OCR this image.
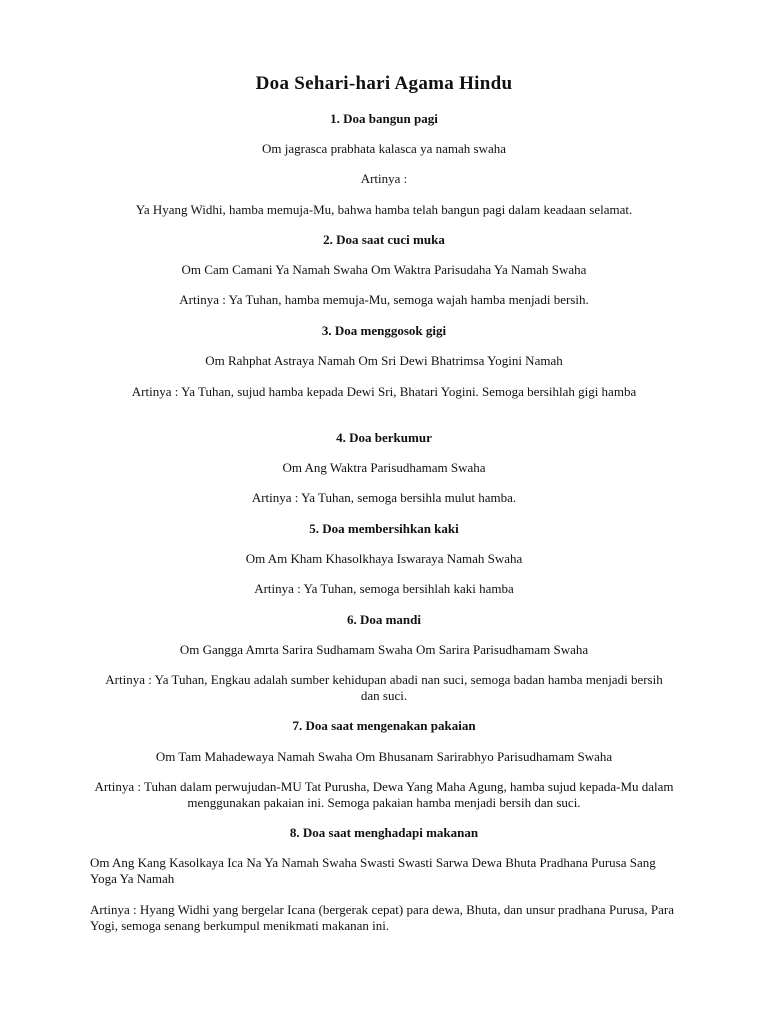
Doa Sehari-hari Agama Hindu
1. Doa bangun pagi
Om jagrasca prabhata kalasca ya namah swaha
Artinya :
Ya Hyang Widhi, hamba memuja-Mu, bahwa hamba telah bangun pagi dalam keadaan selamat.
2. Doa saat cuci muka
Om Cam Camani Ya Namah Swaha Om Waktra Parisudaha Ya Namah Swaha
Artinya : Ya Tuhan, hamba memuja-Mu, semoga wajah hamba menjadi bersih.
3. Doa menggosok gigi
Om Rahphat Astraya Namah Om Sri Dewi Bhatrimsa Yogini Namah
Artinya : Ya Tuhan, sujud hamba kepada Dewi Sri, Bhatari Yogini. Semoga bersihlah gigi hamba
4. Doa berkumur
Om Ang Waktra Parisudhamam Swaha
Artinya : Ya Tuhan, semoga bersihla mulut hamba.
5. Doa membersihkan kaki
Om Am Kham Khasolkhaya Iswaraya Namah Swaha
Artinya : Ya Tuhan, semoga bersihlah kaki hamba
6. Doa mandi
Om Gangga Amrta Sarira Sudhamam Swaha Om Sarira Parisudhamam Swaha
Artinya : Ya Tuhan, Engkau adalah sumber kehidupan abadi nan suci, semoga badan hamba menjadi bersih dan suci.
7. Doa saat mengenakan pakaian
Om Tam Mahadewaya Namah Swaha Om Bhusanam Sarirabhyo Parisudhamam Swaha
Artinya : Tuhan dalam perwujudan-MU Tat Purusha, Dewa Yang Maha Agung, hamba sujud kepada-Mu dalam menggunakan pakaian ini. Semoga pakaian hamba menjadi bersih dan suci.
8. Doa saat menghadapi makanan
Om Ang Kang Kasolkaya Ica Na Ya Namah Swaha Swasti Swasti Sarwa Dewa Bhuta Pradhana Purusa Sang Yoga Ya Namah
Artinya : Hyang Widhi yang bergelar Icana (bergerak cepat) para dewa, Bhuta, dan unsur pradhana Purusa, Para Yogi, semoga senang berkumpul menikmati makanan ini.
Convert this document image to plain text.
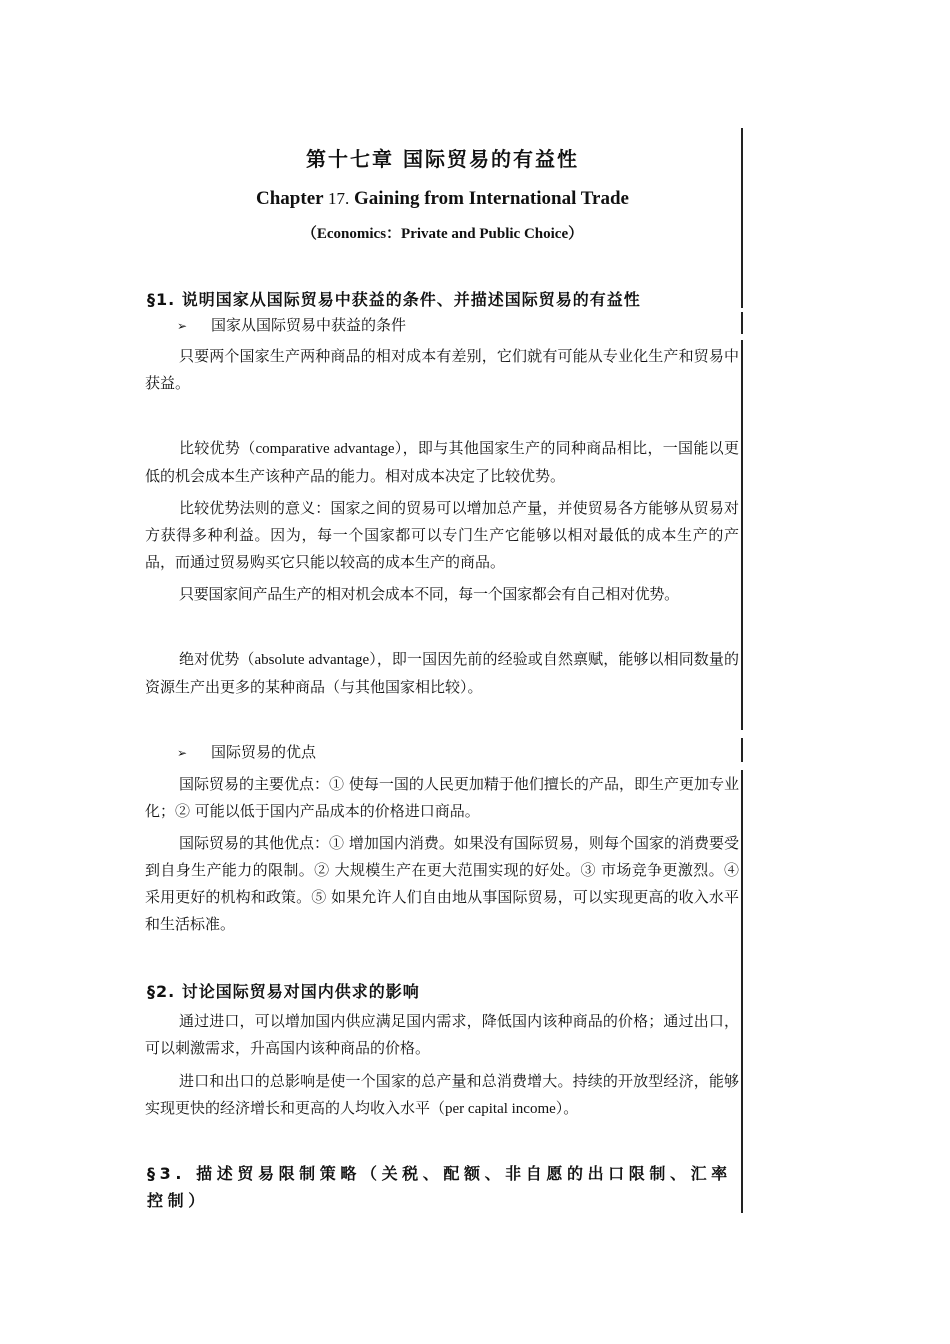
第十七章 国际贸易的有益性
Chapter 17. Gaining from International Trade
（Economics：Private and Public Choice）
§1. 说明国家从国际贸易中获益的条件、并描述国际贸易的有益性
➢ 国家从国际贸易中获益的条件
只要两个国家生产两种商品的相对成本有差别，它们就有可能从专业化生产和贸易中获益。
比较优势（comparative advantage），即与其他国家生产的同种商品相比，一国能以更低的机会成本生产该种产品的能力。相对成本决定了比较优势。
比较优势法则的意义：国家之间的贸易可以增加总产量，并使贸易各方能够从贸易对方获得多种利益。因为，每一个国家都可以专门生产它能够以相对最低的成本生产的产品，而通过贸易购买它只能以较高的成本生产的商品。
只要国家间产品生产的相对机会成本不同，每一个国家都会有自己相对优势。
绝对优势（absolute advantage），即一国因先前的经验或自然禀赋，能够以相同数量的资源生产出更多的某种商品（与其他国家相比较）。
➢ 国际贸易的优点
国际贸易的主要优点：① 使每一国的人民更加精于他们擅长的产品，即生产更加专业化；② 可能以低于国内产品成本的价格进口商品。
国际贸易的其他优点：① 增加国内消费。如果没有国际贸易，则每个国家的消费要受到自身生产能力的限制。② 大规模生产在更大范围实现的好处。③ 市场竞争更激烈。④ 采用更好的机构和政策。⑤ 如果允许人们自由地从事国际贸易，可以实现更高的收入水平和生活标准。
§2. 讨论国际贸易对国内供求的影响
通过进口，可以增加国内供应满足国内需求，降低国内该种商品的价格；通过出口，可以刺激需求，升高国内该种商品的价格。
进口和出口的总影响是使一个国家的总产量和总消费增大。持续的开放型经济，能够实现更快的经济增长和更高的人均收入水平（per capital income）。
§3. 描述贸易限制策略（关税、配额、非自愿的出口限制、汇率控制）
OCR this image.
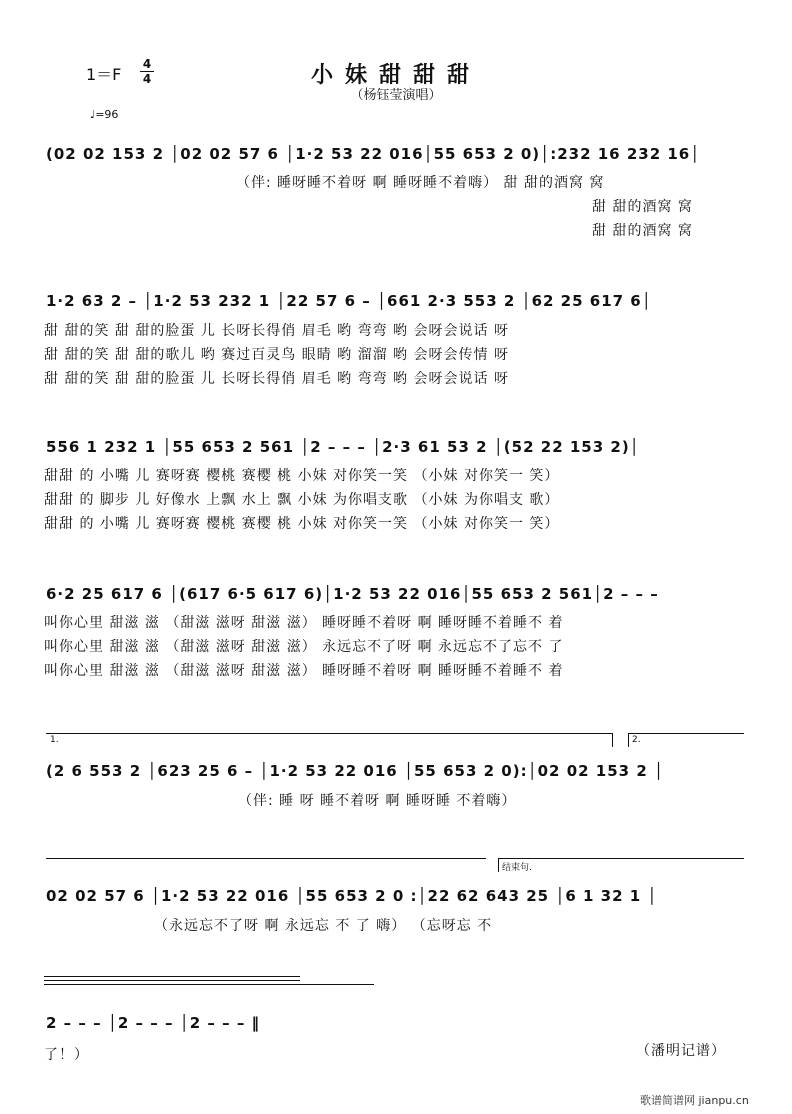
1＝F
4
4	小妹甜甜甜
（杨钰莹演唱）
♩=96
(02 02 153 2 │02 02 57 6 │1·2 53 22 016│55 653 2 0)│:232 16 232 16│
（伴: 睡呀睡不着呀 啊 睡呀睡不着嗨） 甜 甜的酒窝 窝
甜 甜的酒窝 窝
甜 甜的酒窝 窝
1·2 63 2 – │1·2 53 232 1 │22 57 6 – │661 2·3 553 2 │62 25 617 6│
甜 甜的笑 甜 甜的脸蛋 儿 长呀长得俏 眉毛 哟 弯弯 哟 会呀会说话 呀
甜 甜的笑 甜 甜的歌儿 哟 赛过百灵鸟 眼睛 哟 溜溜 哟 会呀会传情 呀
甜 甜的笑 甜 甜的脸蛋 儿 长呀长得俏 眉毛 哟 弯弯 哟 会呀会说话 呀
556 1 232 1 │55 653 2 561 │2 – – – │2·3 61 53 2 │(52 22 153 2)│
甜甜 的 小嘴 儿 赛呀赛 樱桃 赛樱 桃 小妹 对你笑一笑 （小妹 对你笑一 笑）
甜甜 的 脚步 儿 好像水 上飘 水上 飘 小妹 为你唱支歌 （小妹 为你唱支 歌）
甜甜 的 小嘴 儿 赛呀赛 樱桃 赛樱 桃 小妹 对你笑一笑 （小妹 对你笑一 笑）
6·2 25 617 6 │(617 6·5 617 6)│1·2 53 22 016│55 653 2 561│2 – – –
叫你心里 甜滋 滋 （甜滋 滋呀 甜滋 滋） 睡呀睡不着呀 啊 睡呀睡不着睡不 着
叫你心里 甜滋 滋 （甜滋 滋呀 甜滋 滋） 永远忘不了呀 啊 永远忘不了忘不 了
叫你心里 甜滋 滋 （甜滋 滋呀 甜滋 滋） 睡呀睡不着呀 啊 睡呀睡不着睡不 着
1.	2.
(2 6 553 2 │623 25 6 – │1·2 53 22 016 │55 653 2 0):│02 02 153 2 │
（伴: 睡 呀 睡不着呀 啊 睡呀睡 不着嗨）
结束句.
02 02 57 6 │1·2 53 22 016 │55 653 2 0 :│22 62 643 25 │6 1 32 1 │
（永远忘不了呀 啊 永远忘 不 了 嗨） （忘呀忘 不
2 – – – │2 – – – │2 – – – ‖
了！）	（潘明记谱）
歌谱简谱网 jianpu.cn
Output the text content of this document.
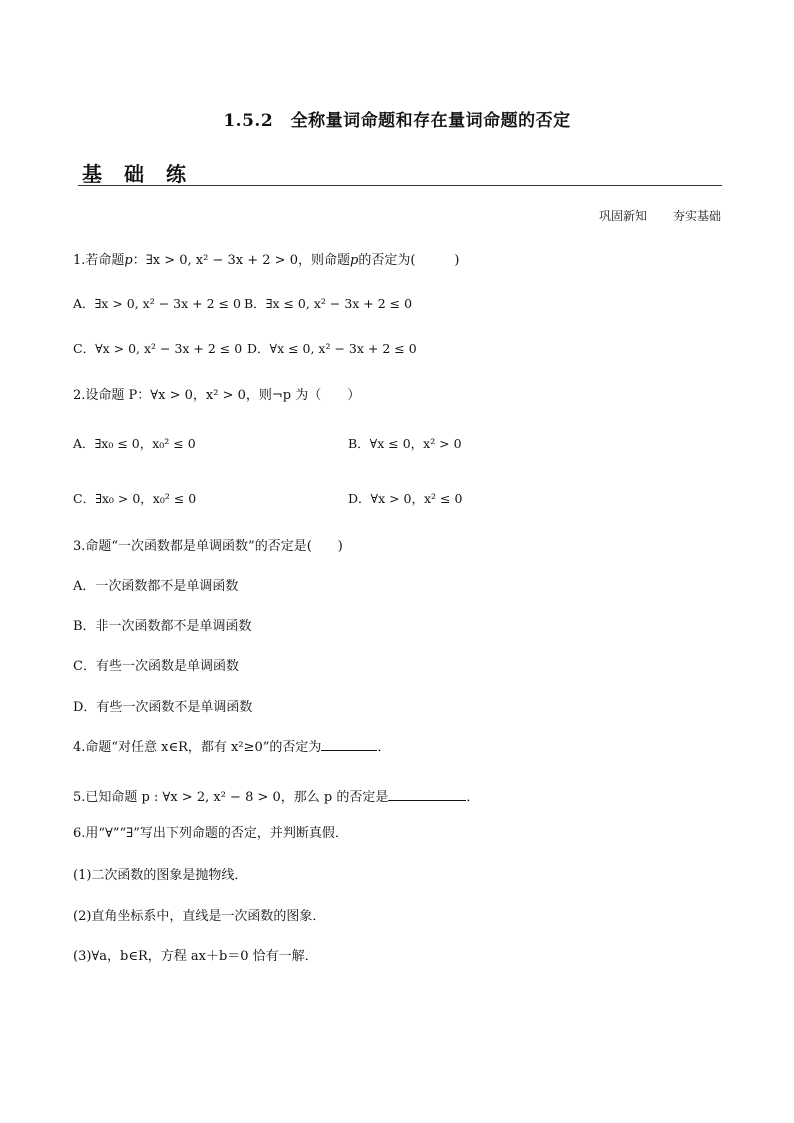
1.5.2　全称量词命题和存在量词命题的否定
基础练
巩固新知 夯实基础
1.若命题p：∃x > 0, x² − 3x + 2 > 0，则命题p的否定为(　　　)
A．∃x > 0, x² − 3x + 2 ≤ 0 B．∃x ≤ 0, x² − 3x + 2 ≤ 0
C．∀x > 0, x² − 3x + 2 ≤ 0 D．∀x ≤ 0, x² − 3x + 2 ≤ 0
2.设命题 P：∀x > 0，x² > 0，则¬p 为（　　）
A．∃x₀ ≤ 0，x₀² ≤ 0	B．∀x ≤ 0，x² > 0
C．∃x₀ > 0，x₀² ≤ 0	D．∀x > 0，x² ≤ 0
3.命题“一次函数都是单调函数”的否定是(　　)
A．一次函数都不是单调函数
B．非一次函数都不是单调函数
C．有些一次函数是单调函数
D．有些一次函数不是单调函数
4.命题“对任意 x∈R，都有 x²≥0”的否定为	．
5.已知命题 p : ∀x > 2, x² − 8 > 0，那么 p 的否定是	．
6.用“∀”“∃”写出下列命题的否定，并判断真假．
(1)二次函数的图象是抛物线．
(2)直角坐标系中，直线是一次函数的图象．
(3)∀a，b∈R，方程 ax＋b＝0 恰有一解．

THE EXERCISE
In your copy, repeat each record exactly and include no pictures.

WRITTEN SOLUTION
OCR this image.
Doa Sehari-hari Agama Hindu
1. Doa bangun pagi
Om jagrasca prabhata kalasca ya namah swaha
Artinya :
Ya Hyang Widhi, hamba memuja-Mu, bahwa hamba telah bangun pagi dalam keadaan selamat.
2. Doa saat cuci muka
Om Cam Camani Ya Namah Swaha Om Waktra Parisudaha Ya Namah Swaha
Artinya : Ya Tuhan, hamba memuja-Mu, semoga wajah hamba menjadi bersih.
3. Doa menggosok gigi
Om Rahphat Astraya Namah Om Sri Dewi Bhatrimsa Yogini Namah
Artinya : Ya Tuhan, sujud hamba kepada Dewi Sri, Bhatari Yogini. Semoga bersihlah gigi hamba
4. Doa berkumur
Om Ang Waktra Parisudhamam Swaha
Artinya : Ya Tuhan, semoga bersihla mulut hamba.
5. Doa membersihkan kaki
Om Am Kham Khasolkhaya Iswaraya Namah Swaha
Artinya : Ya Tuhan, semoga bersihlah kaki hamba
6. Doa mandi
Om Gangga Amrta Sarira Sudhamam Swaha Om Sarira Parisudhamam Swaha
Artinya : Ya Tuhan, Engkau adalah sumber kehidupan abadi nan suci, semoga badan hamba menjadi bersih dan suci.
7. Doa saat mengenakan pakaian
Om Tam Mahadewaya Namah Swaha Om Bhusanam Sarirabhyo Parisudhamam Swaha
Artinya : Tuhan dalam perwujudan-MU Tat Purusha, Dewa Yang Maha Agung, hamba sujud kepada-Mu dalam menggunakan pakaian ini. Semoga pakaian hamba menjadi bersih dan suci.
8. Doa saat menghadapi makanan
Om Ang Kang Kasolkaya Ica Na Ya Namah Swaha Swasti Swasti Sarwa Dewa Bhuta Pradhana Purusa Sang Yoga Ya Namah
Artinya : Hyang Widhi yang bergelar Icana (bergerak cepat) para dewa, Bhuta, dan unsur pradhana Purusa, Para Yogi, semoga senang berkumpul menikmati makanan ini.
Convert this document image to plain text.
第十七章 国际贸易的有益性
Chapter 17. Gaining from International Trade
（Economics：Private and Public Choice）
§1. 说明国家从国际贸易中获益的条件、并描述国际贸易的有益性
➢ 国家从国际贸易中获益的条件
只要两个国家生产两种商品的相对成本有差别，它们就有可能从专业化生产和贸易中获益。
比较优势（comparative advantage），即与其他国家生产的同种商品相比，一国能以更低的机会成本生产该种产品的能力。相对成本决定了比较优势。
比较优势法则的意义：国家之间的贸易可以增加总产量，并使贸易各方能够从贸易对方获得多种利益。因为，每一个国家都可以专门生产它能够以相对最低的成本生产的产品，而通过贸易购买它只能以较高的成本生产的商品。
只要国家间产品生产的相对机会成本不同，每一个国家都会有自己相对优势。
绝对优势（absolute advantage），即一国因先前的经验或自然禀赋，能够以相同数量的资源生产出更多的某种商品（与其他国家相比较）。
➢ 国际贸易的优点
国际贸易的主要优点：① 使每一国的人民更加精于他们擅长的产品，即生产更加专业化；② 可能以低于国内产品成本的价格进口商品。
国际贸易的其他优点：① 增加国内消费。如果没有国际贸易，则每个国家的消费要受到自身生产能力的限制。② 大规模生产在更大范围实现的好处。③ 市场竞争更激烈。④ 采用更好的机构和政策。⑤ 如果允许人们自由地从事国际贸易，可以实现更高的收入水平和生活标准。
§2. 讨论国际贸易对国内供求的影响
通过进口，可以增加国内供应满足国内需求，降低国内该种商品的价格；通过出口，可以刺激需求，升高国内该种商品的价格。
进口和出口的总影响是使一个国家的总产量和总消费增大。持续的开放型经济，能够实现更快的经济增长和更高的人均收入水平（per capital income）。
§3. 描述贸易限制策略（关税、配额、非自愿的出口限制、汇率控制）
OCR this image.
1＝F
4
4	小妹甜甜甜
（杨钰莹演唱）
♩=96
(02 02 153 2 │02 02 57 6 │1·2 53 22 016│55 653 2 0)│:232 16 232 16│
（伴: 睡呀睡不着呀 啊 睡呀睡不着嗨） 甜 甜的酒窝 窝
甜 甜的酒窝 窝
甜 甜的酒窝 窝
1·2 63 2 – │1·2 53 232 1 │22 57 6 – │661 2·3 553 2 │62 25 617 6│
甜 甜的笑 甜 甜的脸蛋 儿 长呀长得俏 眉毛 哟 弯弯 哟 会呀会说话 呀
甜 甜的笑 甜 甜的歌儿 哟 赛过百灵鸟 眼睛 哟 溜溜 哟 会呀会传情 呀
甜 甜的笑 甜 甜的脸蛋 儿 长呀长得俏 眉毛 哟 弯弯 哟 会呀会说话 呀
556 1 232 1 │55 653 2 561 │2 – – – │2·3 61 53 2 │(52 22 153 2)│
甜甜 的 小嘴 儿 赛呀赛 樱桃 赛樱 桃 小妹 对你笑一笑 （小妹 对你笑一 笑）
甜甜 的 脚步 儿 好像水 上飘 水上 飘 小妹 为你唱支歌 （小妹 为你唱支 歌）
甜甜 的 小嘴 儿 赛呀赛 樱桃 赛樱 桃 小妹 对你笑一笑 （小妹 对你笑一 笑）
6·2 25 617 6 │(617 6·5 617 6)│1·2 53 22 016│55 653 2 561│2 – – –
叫你心里 甜滋 滋 （甜滋 滋呀 甜滋 滋） 睡呀睡不着呀 啊 睡呀睡不着睡不 着
叫你心里 甜滋 滋 （甜滋 滋呀 甜滋 滋） 永远忘不了呀 啊 永远忘不了忘不 了
叫你心里 甜滋 滋 （甜滋 滋呀 甜滋 滋） 睡呀睡不着呀 啊 睡呀睡不着睡不 着
1.	2.
(2 6 553 2 │623 25 6 – │1·2 53 22 016 │55 653 2 0):│02 02 153 2 │
（伴: 睡 呀 睡不着呀 啊 睡呀睡 不着嗨）
结束句.
02 02 57 6 │1·2 53 22 016 │55 653 2 0 :│22 62 643 25 │6 1 32 1 │
（永远忘不了呀 啊 永远忘 不 了 嗨） （忘呀忘 不
2 – – – │2 – – – │2 – – – ‖
了！）	（潘明记谱）
歌谱简谱网 jianpu.cn
Output the text content of this document.
1.5.2　全称量词命题和存在量词命题的否定
基础练
巩固新知 夯实基础
1.若命题p：∃x > 0, x² − 3x + 2 > 0，则命题p的否定为(　　　)
A．∃x > 0, x² − 3x + 2 ≤ 0 B．∃x ≤ 0, x² − 3x + 2 ≤ 0
C．∀x > 0, x² − 3x + 2 ≤ 0 D．∀x ≤ 0, x² − 3x + 2 ≤ 0
2.设命题 P：∀x > 0，x² > 0，则¬p 为（　　）
A．∃x₀ ≤ 0，x₀² ≤ 0	B．∀x ≤ 0，x² > 0
C．∃x₀ > 0，x₀² ≤ 0	D．∀x > 0，x² ≤ 0
3.命题“一次函数都是单调函数”的否定是(　　)
A．一次函数都不是单调函数
B．非一次函数都不是单调函数
C．有些一次函数是单调函数
D．有些一次函数不是单调函数
4.命题“对任意 x∈R，都有 x²≥0”的否定为	．
5.已知命题 p : ∀x > 2, x² − 8 > 0，那么 p 的否定是	．
6.用“∀”“∃”写出下列命题的否定，并判断真假．
(1)二次函数的图象是抛物线．
(2)直角坐标系中，直线是一次函数的图象．
(3)∀a，b∈R，方程 ax＋b＝0 恰有一解．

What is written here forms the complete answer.